- **DIRECTIVE**: Exclude any images and output the remaining records exactly.

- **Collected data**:
═══

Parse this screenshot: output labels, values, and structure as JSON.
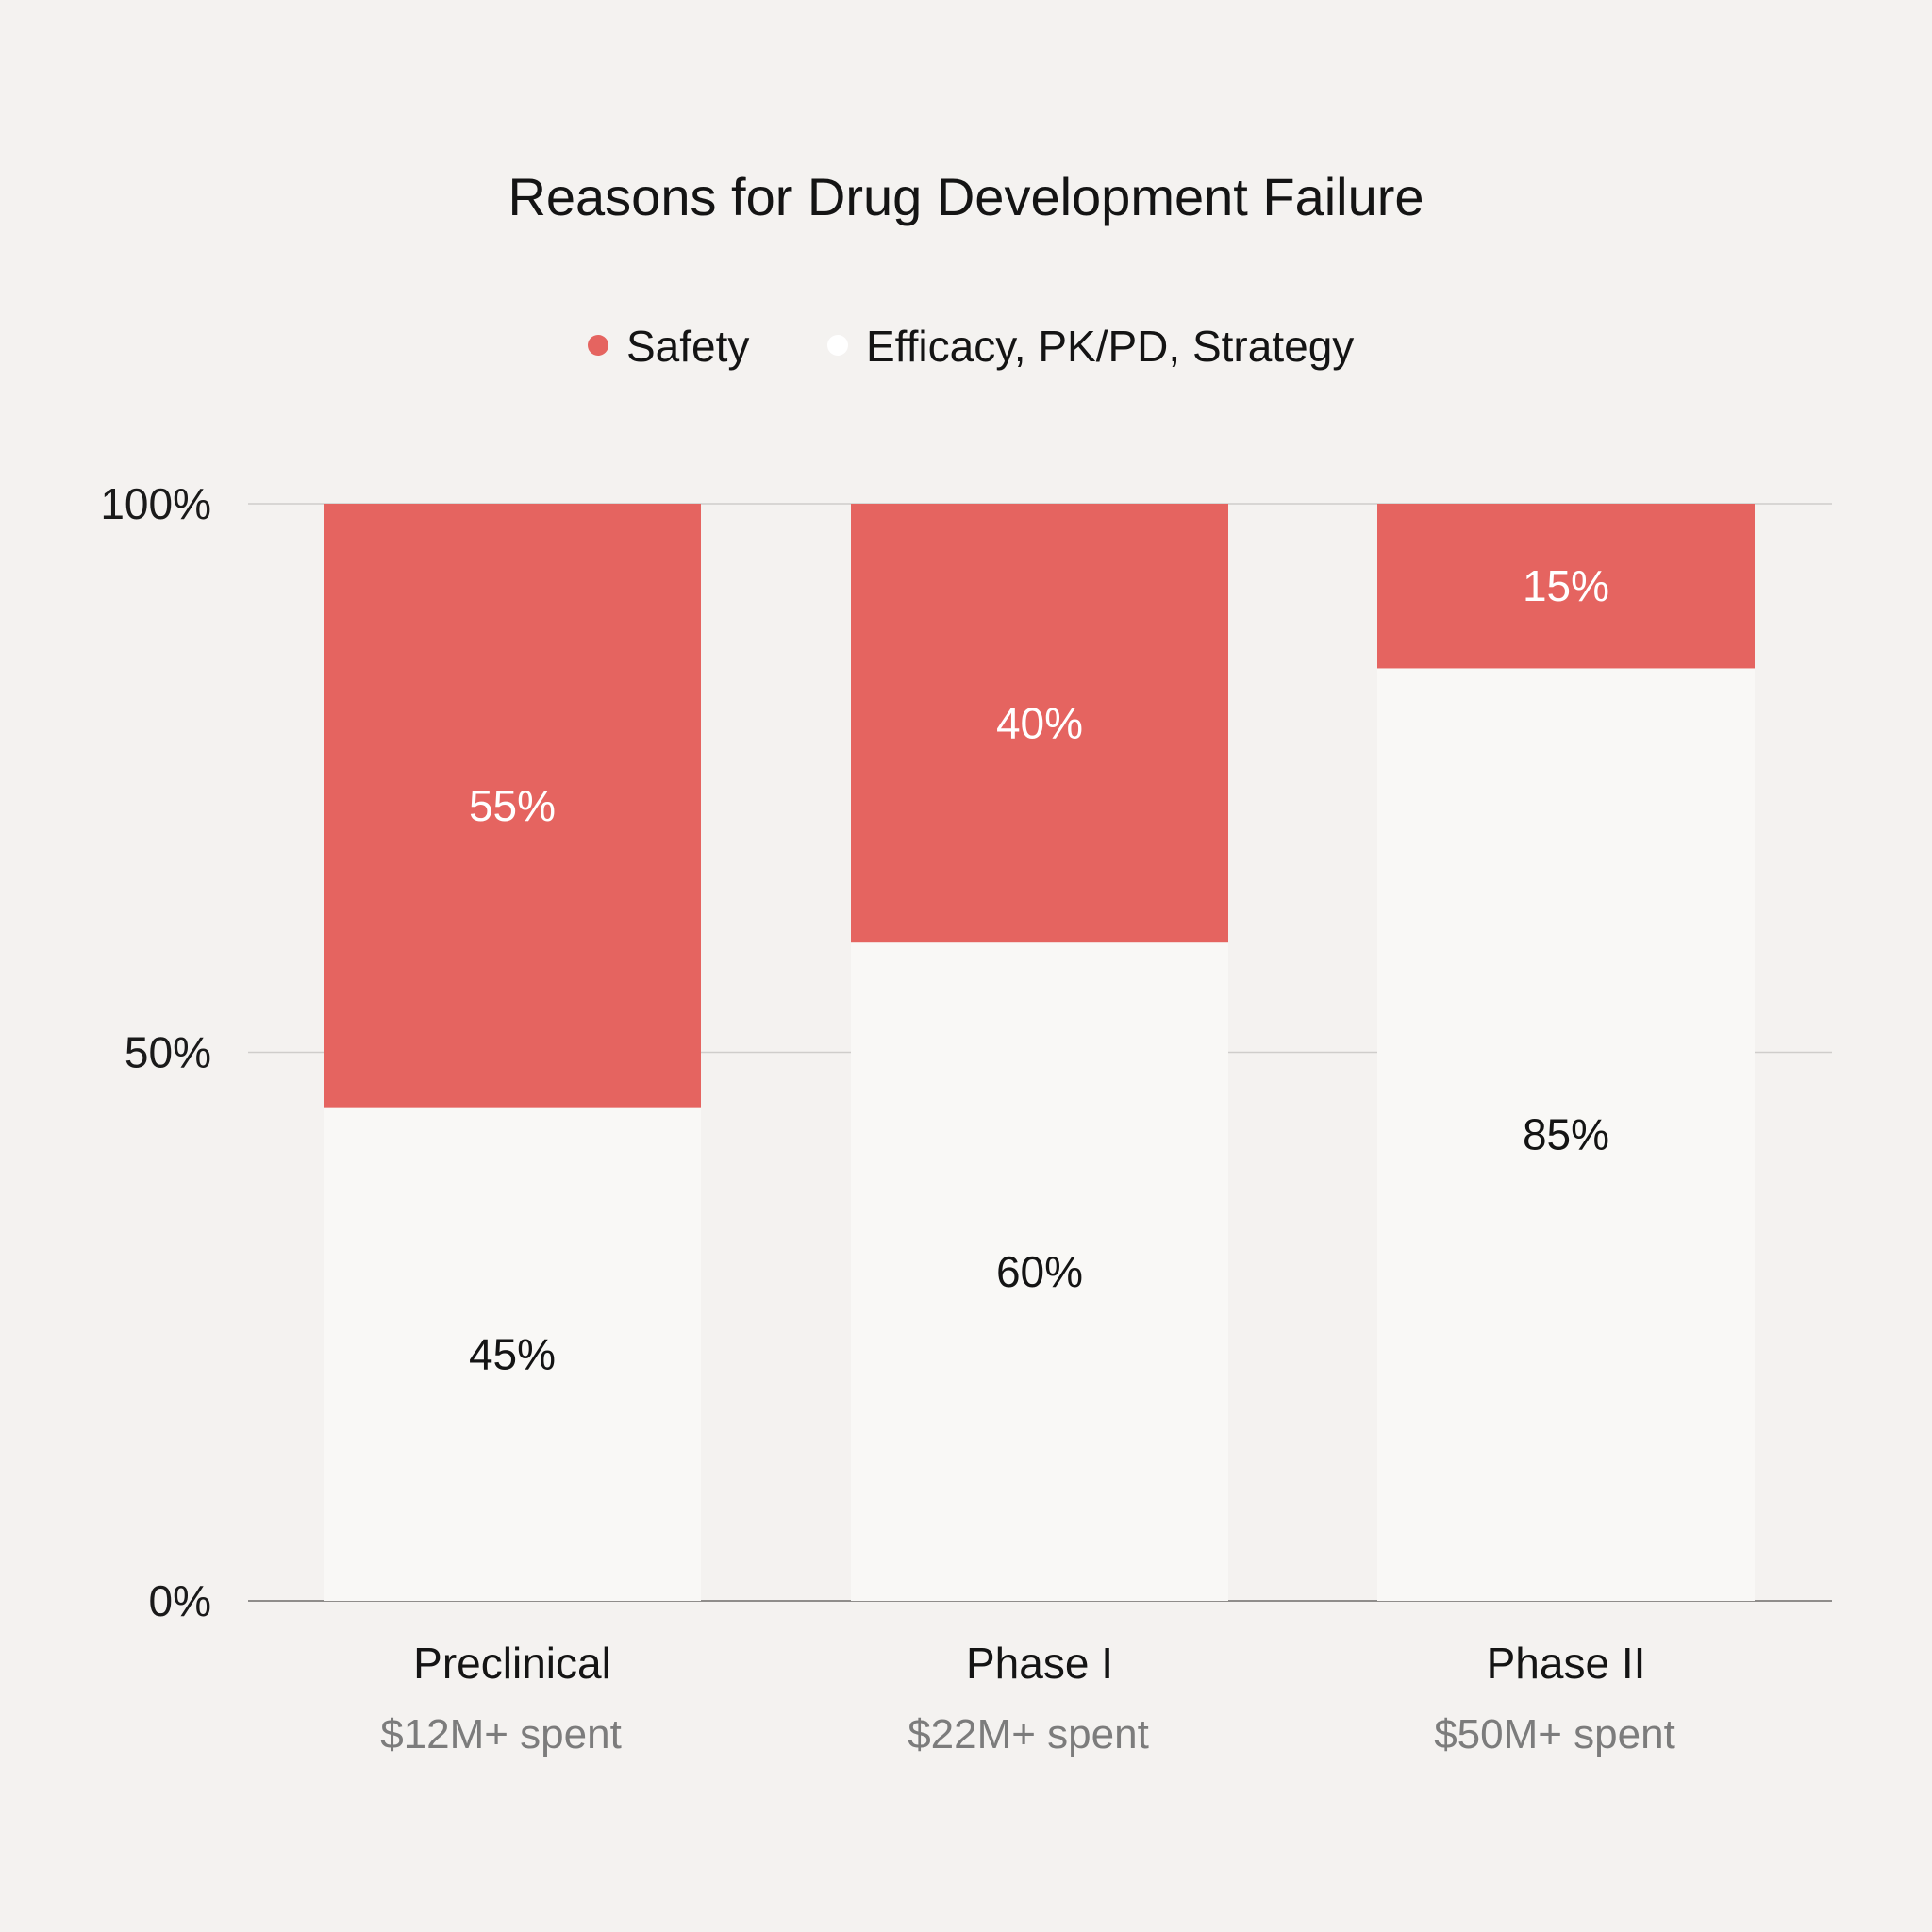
{
  "chart_data": {
    "type": "bar",
    "stacked": true,
    "title": "Reasons for Drug Development Failure",
    "categories": [
      "Preclinical",
      "Phase I",
      "Phase II"
    ],
    "category_subtitles": [
      "$12M+ spent",
      "$22M+ spent",
      "$50M+ spent"
    ],
    "series": [
      {
        "name": "Efficacy, PK/PD, Strategy",
        "values": [
          45,
          60,
          85
        ],
        "labels": [
          "45%",
          "60%",
          "85%"
        ],
        "color": "#f9f8f6",
        "label_color": "#141414"
      },
      {
        "name": "Safety",
        "values": [
          55,
          40,
          15
        ],
        "labels": [
          "55%",
          "40%",
          "15%"
        ],
        "color": "#e56460",
        "label_color": "#ffffff"
      }
    ],
    "legend": [
      {
        "name": "Safety",
        "color": "#e56460"
      },
      {
        "name": "Efficacy, PK/PD, Strategy",
        "color": "#ffffff"
      }
    ],
    "legend_position": "top-center",
    "y_ticks": [
      {
        "value": 0,
        "label": "0%"
      },
      {
        "value": 50,
        "label": "50%"
      },
      {
        "value": 100,
        "label": "100%"
      }
    ],
    "ylim": [
      0,
      100
    ],
    "xlabel": "",
    "ylabel": "",
    "grid": true,
    "gridline_color": "#cfcdcb",
    "background_color": "#f4f2f0"
  }
}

═══

- **RESPONSE**:
Parse this screenshot: output labels, values, and structure as JSON.
{
  "chart_data": {
    "type": "bar",
    "stacked": true,
    "title": "Reasons for Drug Development Failure",
    "categories": [
      "Preclinical",
      "Phase I",
      "Phase II"
    ],
    "category_subtitles": [
      "$12M+ spent",
      "$22M+ spent",
      "$50M+ spent"
    ],
    "series": [
      {
        "name": "Efficacy, PK/PD, Strategy",
        "values": [
          45,
          60,
          85
        ],
        "labels": [
          "45%",
          "60%",
          "85%"
        ],
        "color": "#f9f8f6",
        "label_color": "#141414"
      },
      {
        "name": "Safety",
        "values": [
          55,
          40,
          15
        ],
        "labels": [
          "55%",
          "40%",
          "15%"
        ],
        "color": "#e56460",
        "label_color": "#ffffff"
      }
    ],
    "legend": [
      {
        "name": "Safety",
        "color": "#e56460"
      },
      {
        "name": "Efficacy, PK/PD, Strategy",
        "color": "#ffffff"
      }
    ],
    "legend_position": "top-center",
    "y_ticks": [
      {
        "value": 0,
        "label": "0%"
      },
      {
        "value": 50,
        "label": "50%"
      },
      {
        "value": 100,
        "label": "100%"
      }
    ],
    "ylim": [
      0,
      100
    ],
    "xlabel": "",
    "ylabel": "",
    "grid": true,
    "gridline_color": "#cfcdcb",
    "background_color": "#f4f2f0"
  }
}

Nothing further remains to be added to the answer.